Exercise description
Transcribe the rows from the line with "Patent image size: (1058, 569)." up to and including the line with "The probe 11 is at (222, 345).", changing nothing.
** start Supplied information **
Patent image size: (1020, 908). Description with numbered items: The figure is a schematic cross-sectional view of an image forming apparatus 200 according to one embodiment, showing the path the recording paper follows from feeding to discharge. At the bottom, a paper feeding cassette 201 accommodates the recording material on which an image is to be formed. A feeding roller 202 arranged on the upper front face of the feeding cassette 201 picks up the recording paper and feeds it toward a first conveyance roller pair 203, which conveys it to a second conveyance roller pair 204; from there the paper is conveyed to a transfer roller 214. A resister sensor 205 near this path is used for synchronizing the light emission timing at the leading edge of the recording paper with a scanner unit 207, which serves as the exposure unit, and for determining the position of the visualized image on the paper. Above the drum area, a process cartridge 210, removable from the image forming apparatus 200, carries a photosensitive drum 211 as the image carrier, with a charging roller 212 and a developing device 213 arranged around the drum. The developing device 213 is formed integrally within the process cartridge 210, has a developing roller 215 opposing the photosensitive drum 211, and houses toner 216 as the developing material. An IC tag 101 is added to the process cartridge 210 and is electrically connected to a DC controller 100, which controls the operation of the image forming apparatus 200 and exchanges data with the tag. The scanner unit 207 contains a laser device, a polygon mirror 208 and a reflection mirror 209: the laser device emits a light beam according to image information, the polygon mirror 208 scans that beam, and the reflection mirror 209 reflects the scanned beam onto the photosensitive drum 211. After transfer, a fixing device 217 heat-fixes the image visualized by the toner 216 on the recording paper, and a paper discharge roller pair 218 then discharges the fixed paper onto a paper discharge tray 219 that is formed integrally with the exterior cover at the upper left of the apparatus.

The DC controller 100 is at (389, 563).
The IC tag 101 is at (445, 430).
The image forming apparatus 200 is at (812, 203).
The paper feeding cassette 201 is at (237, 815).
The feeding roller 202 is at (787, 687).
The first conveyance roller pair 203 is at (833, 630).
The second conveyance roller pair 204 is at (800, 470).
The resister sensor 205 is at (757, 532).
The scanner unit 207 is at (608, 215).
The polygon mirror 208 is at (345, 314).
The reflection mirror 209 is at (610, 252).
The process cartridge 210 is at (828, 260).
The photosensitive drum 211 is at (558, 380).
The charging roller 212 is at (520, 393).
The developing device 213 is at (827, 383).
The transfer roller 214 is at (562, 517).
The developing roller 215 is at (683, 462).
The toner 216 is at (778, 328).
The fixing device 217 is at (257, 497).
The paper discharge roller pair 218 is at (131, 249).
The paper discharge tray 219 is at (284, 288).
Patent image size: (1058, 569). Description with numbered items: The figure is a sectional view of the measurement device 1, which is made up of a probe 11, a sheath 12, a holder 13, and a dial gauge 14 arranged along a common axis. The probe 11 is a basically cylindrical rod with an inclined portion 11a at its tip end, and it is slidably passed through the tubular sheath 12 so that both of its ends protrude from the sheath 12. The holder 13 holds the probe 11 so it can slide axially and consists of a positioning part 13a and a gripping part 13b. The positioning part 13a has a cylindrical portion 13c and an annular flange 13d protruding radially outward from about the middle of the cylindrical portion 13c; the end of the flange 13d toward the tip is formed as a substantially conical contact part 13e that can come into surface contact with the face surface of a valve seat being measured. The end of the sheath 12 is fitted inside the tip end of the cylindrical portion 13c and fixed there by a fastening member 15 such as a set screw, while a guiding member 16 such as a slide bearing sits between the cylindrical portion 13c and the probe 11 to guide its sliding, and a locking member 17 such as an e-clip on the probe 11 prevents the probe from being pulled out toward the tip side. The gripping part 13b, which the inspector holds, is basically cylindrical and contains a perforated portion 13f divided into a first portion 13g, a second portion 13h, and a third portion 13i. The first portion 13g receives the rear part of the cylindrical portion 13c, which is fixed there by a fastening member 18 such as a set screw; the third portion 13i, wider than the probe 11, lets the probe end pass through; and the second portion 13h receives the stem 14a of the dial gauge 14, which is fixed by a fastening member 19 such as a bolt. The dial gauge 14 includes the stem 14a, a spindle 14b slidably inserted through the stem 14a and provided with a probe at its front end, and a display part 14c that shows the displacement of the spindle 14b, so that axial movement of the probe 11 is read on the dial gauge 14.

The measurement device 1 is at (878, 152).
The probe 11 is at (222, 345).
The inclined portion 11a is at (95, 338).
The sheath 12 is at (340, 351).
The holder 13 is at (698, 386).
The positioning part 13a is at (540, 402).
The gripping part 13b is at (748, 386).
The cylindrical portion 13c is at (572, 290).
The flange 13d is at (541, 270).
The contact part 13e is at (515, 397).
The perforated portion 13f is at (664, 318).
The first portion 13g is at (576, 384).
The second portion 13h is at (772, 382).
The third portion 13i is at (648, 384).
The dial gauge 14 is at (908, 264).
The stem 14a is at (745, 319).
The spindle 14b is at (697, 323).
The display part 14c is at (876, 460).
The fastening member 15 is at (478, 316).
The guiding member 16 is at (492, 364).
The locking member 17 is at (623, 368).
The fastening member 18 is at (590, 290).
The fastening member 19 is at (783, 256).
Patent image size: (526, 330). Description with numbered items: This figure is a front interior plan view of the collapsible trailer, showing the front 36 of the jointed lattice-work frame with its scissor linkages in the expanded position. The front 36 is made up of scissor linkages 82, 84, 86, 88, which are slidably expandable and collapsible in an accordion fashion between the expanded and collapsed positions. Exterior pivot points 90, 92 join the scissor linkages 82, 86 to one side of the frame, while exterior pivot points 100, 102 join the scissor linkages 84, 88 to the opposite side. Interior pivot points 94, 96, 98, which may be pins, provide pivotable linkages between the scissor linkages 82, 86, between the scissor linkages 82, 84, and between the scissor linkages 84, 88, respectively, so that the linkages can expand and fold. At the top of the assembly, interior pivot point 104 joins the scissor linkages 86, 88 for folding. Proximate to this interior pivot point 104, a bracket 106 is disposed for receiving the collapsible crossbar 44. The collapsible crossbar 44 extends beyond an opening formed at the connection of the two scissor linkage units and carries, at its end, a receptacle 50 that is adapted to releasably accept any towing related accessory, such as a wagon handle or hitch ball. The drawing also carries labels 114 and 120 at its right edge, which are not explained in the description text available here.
** end Supplied information **
Solution for this exercise
Patent image size: (1058, 569). Description with numbered items: The figure is a sectional view of the measurement device 1, which is made up of a probe 11, a sheath 12, a holder 13, and a dial gauge 14 arranged along a common axis. The probe 11 is a basically cylindrical rod with an inclined portion 11a at its tip end, and it is slidably passed through the tubular sheath 12 so that both of its ends protrude from the sheath 12. The holder 13 holds the probe 11 so it can slide axially and consists of a positioning part 13a and a gripping part 13b. The positioning part 13a has a cylindrical portion 13c and an annular flange 13d protruding radially outward from about the middle of the cylindrical portion 13c; the end of the flange 13d toward the tip is formed as a substantially conical contact part 13e that can come into surface contact with the face surface of a valve seat being measured. The end of the sheath 12 is fitted inside the tip end of the cylindrical portion 13c and fixed there by a fastening member 15 such as a set screw, while a guiding member 16 such as a slide bearing sits between the cylindrical portion 13c and the probe 11 to guide its sliding, and a locking member 17 such as an e-clip on the probe 11 prevents the probe from being pulled out toward the tip side. The gripping part 13b, which the inspector holds, is basically cylindrical and contains a perforated portion 13f divided into a first portion 13g, a second portion 13h, and a third portion 13i. The first portion 13g receives the rear part of the cylindrical portion 13c, which is fixed there by a fastening member 18 such as a set screw; the third portion 13i, wider than the probe 11, lets the probe end pass through; and the second portion 13h receives the stem 14a of the dial gauge 14, which is fixed by a fastening member 19 such as a bolt. The dial gauge 14 includes the stem 14a, a spindle 14b slidably inserted through the stem 14a and provided with a probe at its front end, and a display part 14c that shows the displacement of the spindle 14b, so that axial movement of the probe 11 is read on the dial gauge 14.

The measurement device 1 is at (878, 152).
The probe 11 is at (222, 345).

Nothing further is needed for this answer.